┌──

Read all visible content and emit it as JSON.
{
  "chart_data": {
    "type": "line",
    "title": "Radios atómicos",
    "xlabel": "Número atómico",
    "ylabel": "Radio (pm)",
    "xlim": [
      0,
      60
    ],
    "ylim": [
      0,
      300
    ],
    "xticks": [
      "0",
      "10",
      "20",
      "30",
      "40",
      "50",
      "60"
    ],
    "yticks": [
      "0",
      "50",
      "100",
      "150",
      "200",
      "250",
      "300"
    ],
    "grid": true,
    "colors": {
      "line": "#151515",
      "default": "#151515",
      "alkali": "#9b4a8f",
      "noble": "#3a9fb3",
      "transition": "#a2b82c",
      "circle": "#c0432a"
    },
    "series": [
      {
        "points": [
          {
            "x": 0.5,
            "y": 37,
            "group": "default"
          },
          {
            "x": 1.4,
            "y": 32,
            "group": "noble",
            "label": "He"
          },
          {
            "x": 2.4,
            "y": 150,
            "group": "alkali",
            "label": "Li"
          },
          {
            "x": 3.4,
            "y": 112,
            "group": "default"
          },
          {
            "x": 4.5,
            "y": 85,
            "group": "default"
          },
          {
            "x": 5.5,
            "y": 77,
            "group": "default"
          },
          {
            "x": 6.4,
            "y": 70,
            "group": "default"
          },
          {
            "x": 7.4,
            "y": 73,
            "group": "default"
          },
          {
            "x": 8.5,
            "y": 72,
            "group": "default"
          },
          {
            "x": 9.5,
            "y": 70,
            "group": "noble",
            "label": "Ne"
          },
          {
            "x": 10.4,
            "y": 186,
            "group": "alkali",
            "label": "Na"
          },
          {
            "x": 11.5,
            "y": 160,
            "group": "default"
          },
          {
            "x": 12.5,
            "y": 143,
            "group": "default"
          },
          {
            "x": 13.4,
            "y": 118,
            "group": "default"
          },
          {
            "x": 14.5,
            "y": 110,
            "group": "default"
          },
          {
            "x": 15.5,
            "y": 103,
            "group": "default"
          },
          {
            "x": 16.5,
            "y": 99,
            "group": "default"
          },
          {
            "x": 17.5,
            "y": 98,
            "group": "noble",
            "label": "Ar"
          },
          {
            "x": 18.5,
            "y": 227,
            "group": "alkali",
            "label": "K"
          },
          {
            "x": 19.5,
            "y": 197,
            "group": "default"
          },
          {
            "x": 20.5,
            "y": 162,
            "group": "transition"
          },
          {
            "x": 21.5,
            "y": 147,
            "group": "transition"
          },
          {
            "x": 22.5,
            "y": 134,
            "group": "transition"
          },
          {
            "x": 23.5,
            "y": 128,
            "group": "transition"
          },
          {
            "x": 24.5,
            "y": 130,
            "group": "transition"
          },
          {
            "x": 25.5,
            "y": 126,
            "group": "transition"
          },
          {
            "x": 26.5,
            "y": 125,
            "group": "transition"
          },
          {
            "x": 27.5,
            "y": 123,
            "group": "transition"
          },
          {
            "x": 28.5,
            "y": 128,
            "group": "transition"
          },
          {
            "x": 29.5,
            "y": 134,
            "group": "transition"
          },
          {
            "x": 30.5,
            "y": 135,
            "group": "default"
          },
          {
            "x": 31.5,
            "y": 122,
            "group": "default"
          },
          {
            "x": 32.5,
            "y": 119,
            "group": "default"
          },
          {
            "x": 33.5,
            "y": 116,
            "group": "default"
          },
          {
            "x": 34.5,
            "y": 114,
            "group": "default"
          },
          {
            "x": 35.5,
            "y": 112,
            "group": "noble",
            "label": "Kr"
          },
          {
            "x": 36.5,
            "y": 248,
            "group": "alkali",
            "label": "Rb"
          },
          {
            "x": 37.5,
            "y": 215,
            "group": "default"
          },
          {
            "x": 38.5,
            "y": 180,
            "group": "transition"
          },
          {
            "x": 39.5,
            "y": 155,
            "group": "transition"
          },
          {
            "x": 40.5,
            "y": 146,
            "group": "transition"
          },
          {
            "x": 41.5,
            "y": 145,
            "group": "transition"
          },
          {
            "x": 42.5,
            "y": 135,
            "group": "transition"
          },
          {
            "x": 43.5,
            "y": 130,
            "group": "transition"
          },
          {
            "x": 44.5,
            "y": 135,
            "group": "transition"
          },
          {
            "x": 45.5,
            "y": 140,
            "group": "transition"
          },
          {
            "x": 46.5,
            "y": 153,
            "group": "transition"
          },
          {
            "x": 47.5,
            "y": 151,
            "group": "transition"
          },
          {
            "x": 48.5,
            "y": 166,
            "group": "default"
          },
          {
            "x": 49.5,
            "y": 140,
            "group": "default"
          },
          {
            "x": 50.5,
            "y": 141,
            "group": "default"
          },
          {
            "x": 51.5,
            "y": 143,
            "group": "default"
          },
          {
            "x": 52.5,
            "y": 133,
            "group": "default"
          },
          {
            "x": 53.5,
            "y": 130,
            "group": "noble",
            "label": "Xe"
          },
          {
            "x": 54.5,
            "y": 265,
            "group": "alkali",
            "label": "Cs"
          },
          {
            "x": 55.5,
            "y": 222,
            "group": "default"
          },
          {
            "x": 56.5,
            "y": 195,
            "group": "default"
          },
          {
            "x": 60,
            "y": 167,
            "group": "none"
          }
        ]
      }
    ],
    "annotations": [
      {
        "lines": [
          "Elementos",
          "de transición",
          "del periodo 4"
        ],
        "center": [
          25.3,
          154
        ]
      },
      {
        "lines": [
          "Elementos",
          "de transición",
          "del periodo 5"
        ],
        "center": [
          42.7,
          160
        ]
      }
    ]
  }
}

└──

Your goal -
Every entry above should be retyped exactly as shown.

Answer below -
Read all visible content and emit it as JSON.
{
  "chart_data": {
    "type": "line",
    "title": "Radios atómicos",
    "xlabel": "Número atómico",
    "ylabel": "Radio (pm)",
    "xlim": [
      0,
      60
    ],
    "ylim": [
      0,
      300
    ],
    "xticks": [
      "0",
      "10",
      "20",
      "30",
      "40",
      "50",
      "60"
    ],
    "yticks": [
      "0",
      "50",
      "100",
      "150",
      "200",
      "250",
      "300"
    ],
    "grid": true,
    "colors": {
      "line": "#151515",
      "default": "#151515",
      "alkali": "#9b4a8f",
      "noble": "#3a9fb3",
      "transition": "#a2b82c",
      "circle": "#c0432a"
    },
    "series": [
      {
        "points": [
          {
            "x": 0.5,
            "y": 37,
            "group": "default"
          },
          {
            "x": 1.4,
            "y": 32,
            "group": "noble",
            "label": "He"
          },
          {
            "x": 2.4,
            "y": 150,
            "group": "alkali",
            "label": "Li"
          },
          {
            "x": 3.4,
            "y": 112,
            "group": "default"
          },
          {
            "x": 4.5,
            "y": 85,
            "group": "default"
          },
          {
            "x": 5.5,
            "y": 77,
            "group": "default"
          },
          {
            "x": 6.4,
            "y": 70,
            "group": "default"
          },
          {
            "x": 7.4,
            "y": 73,
            "group": "default"
          },
          {
            "x": 8.5,
            "y": 72,
            "group": "default"
          },
          {
            "x": 9.5,
            "y": 70,
            "group": "noble",
            "label": "Ne"
          },
          {
            "x": 10.4,
            "y": 186,
            "group": "alkali",
            "label": "Na"
          },
          {
            "x": 11.5,
            "y": 160,
            "group": "default"
          },
          {
            "x": 12.5,
            "y": 143,
            "group": "default"
          },
          {
            "x": 13.4,
            "y": 118,
            "group": "default"
          },
          {
            "x": 14.5,
            "y": 110,
            "group": "default"
          },
          {
            "x": 15.5,
            "y": 103,
            "group": "default"
          },
          {
            "x": 16.5,
            "y": 99,
            "group": "default"
          },
          {
            "x": 17.5,
            "y": 98,
            "group": "noble",
            "label": "Ar"
          },
          {
            "x": 18.5,
            "y": 227,
            "group": "alkali",
            "label": "K"
          },
          {
            "x": 19.5,
            "y": 197,
            "group": "default"
          },
          {
            "x": 20.5,
            "y": 162,
            "group": "transition"
          },
          {
            "x": 21.5,
            "y": 147,
            "group": "transition"
          },
          {
            "x": 22.5,
            "y": 134,
            "group": "transition"
          },
          {
            "x": 23.5,
            "y": 128,
            "group": "transition"
          },
          {
            "x": 24.5,
            "y": 130,
            "group": "transition"
          },
          {
            "x": 25.5,
            "y": 126,
            "group": "transition"
          },
          {
            "x": 26.5,
            "y": 125,
            "group": "transition"
          },
          {
            "x": 27.5,
            "y": 123,
            "group": "transition"
          },
          {
            "x": 28.5,
            "y": 128,
            "group": "transition"
          },
          {
            "x": 29.5,
            "y": 134,
            "group": "transition"
          },
          {
            "x": 30.5,
            "y": 135,
            "group": "default"
          },
          {
            "x": 31.5,
            "y": 122,
            "group": "default"
          },
          {
            "x": 32.5,
            "y": 119,
            "group": "default"
          },
          {
            "x": 33.5,
            "y": 116,
            "group": "default"
          },
          {
            "x": 34.5,
            "y": 114,
            "group": "default"
          },
          {
            "x": 35.5,
            "y": 112,
            "group": "noble",
            "label": "Kr"
          },
          {
            "x": 36.5,
            "y": 248,
            "group": "alkali",
            "label": "Rb"
          },
          {
            "x": 37.5,
            "y": 215,
            "group": "default"
          },
          {
            "x": 38.5,
            "y": 180,
            "group": "transition"
          },
          {
            "x": 39.5,
            "y": 155,
            "group": "transition"
          },
          {
            "x": 40.5,
            "y": 146,
            "group": "transition"
          },
          {
            "x": 41.5,
            "y": 145,
            "group": "transition"
          },
          {
            "x": 42.5,
            "y": 135,
            "group": "transition"
          },
          {
            "x": 43.5,
            "y": 130,
            "group": "transition"
          },
          {
            "x": 44.5,
            "y": 135,
            "group": "transition"
          },
          {
            "x": 45.5,
            "y": 140,
            "group": "transition"
          },
          {
            "x": 46.5,
            "y": 153,
            "group": "transition"
          },
          {
            "x": 47.5,
            "y": 151,
            "group": "transition"
          },
          {
            "x": 48.5,
            "y": 166,
            "group": "default"
          },
          {
            "x": 49.5,
            "y": 140,
            "group": "default"
          },
          {
            "x": 50.5,
            "y": 141,
            "group": "default"
          },
          {
            "x": 51.5,
            "y": 143,
            "group": "default"
          },
          {
            "x": 52.5,
            "y": 133,
            "group": "default"
          },
          {
            "x": 53.5,
            "y": 130,
            "group": "noble",
            "label": "Xe"
          },
          {
            "x": 54.5,
            "y": 265,
            "group": "alkali",
            "label": "Cs"
          },
          {
            "x": 55.5,
            "y": 222,
            "group": "default"
          },
          {
            "x": 56.5,
            "y": 195,
            "group": "default"
          },
          {
            "x": 60,
            "y": 167,
            "group": "none"
          }
        ]
      }
    ],
    "annotations": [
      {
        "lines": [
          "Elementos",
          "de transición",
          "del periodo 4"
        ],
        "center": [
          25.3,
          154
        ]
      },
      {
        "lines": [
          "Elementos",
          "de transición",
          "del periodo 5"
        ],
        "center": [
          42.7,
          160
        ]
      }
    ]
  }
}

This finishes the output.